### Stored records
Start

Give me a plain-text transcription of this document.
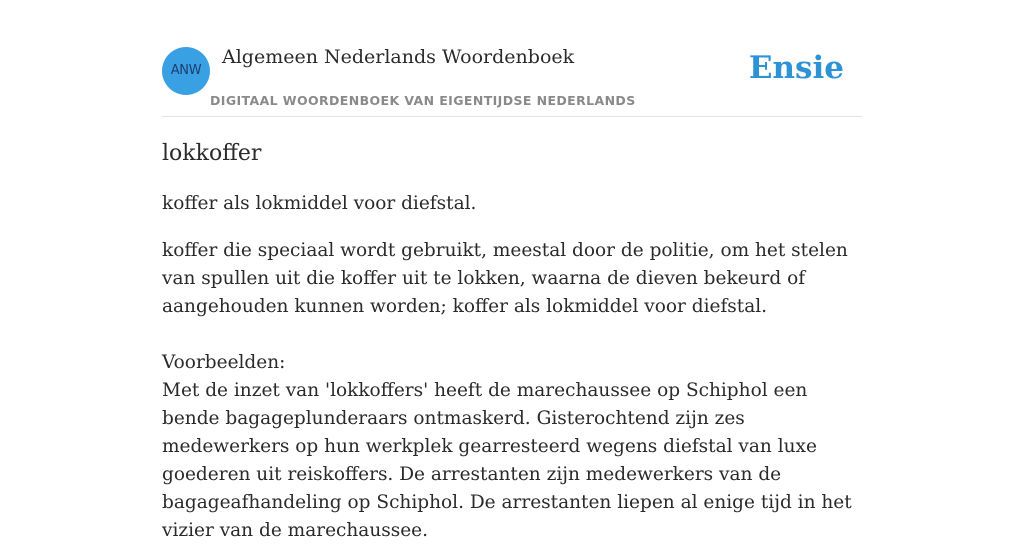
ANW
Algemeen Nederlands Woordenboek
DIGITAAL WOORDENBOEK VAN EIGENTIJDSE NEDERLANDS
Ensie
lokkoffer

koffer als lokmiddel voor diefstal.

koffer die speciaal wordt gebruikt, meestal door de politie, om het stelen van spullen uit die koffer uit te lokken, waarna de dieven bekeurd of aangehouden kunnen worden; koffer als lokmiddel voor diefstal.

Voorbeelden:

Met de inzet van 'lokkoffers' heeft de marechaussee op Schiphol een bende bagageplunderaars ontmaskerd. Gisterochtend zijn zes medewerkers op hun werkplek gearresteerd wegens diefstal van luxe goederen uit reiskoffers. De arrestanten zijn medewerkers van de bagageafhandeling op Schiphol. De arrestanten liepen al enige tijd in het vizier van de marechaussee.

End

### Short task
Except for the pictures, reproduce every line exactly.

### Complete response
Give me a plain-text transcription of this document.
ANW
Algemeen Nederlands Woordenboek
DIGITAAL WOORDENBOEK VAN EIGENTIJDSE NEDERLANDS
Ensie
lokkoffer

koffer als lokmiddel voor diefstal.

koffer die speciaal wordt gebruikt, meestal door de politie, om het stelen van spullen uit die koffer uit te lokken, waarna de dieven bekeurd of aangehouden kunnen worden; koffer als lokmiddel voor diefstal.

Voorbeelden:

Met de inzet van 'lokkoffers' heeft de marechaussee op Schiphol een bende bagageplunderaars ontmaskerd. Gisterochtend zijn zes medewerkers op hun werkplek gearresteerd wegens diefstal van luxe goederen uit reiskoffers. De arrestanten zijn medewerkers van de bagageafhandeling op Schiphol. De arrestanten liepen al enige tijd in het vizier van de marechaussee.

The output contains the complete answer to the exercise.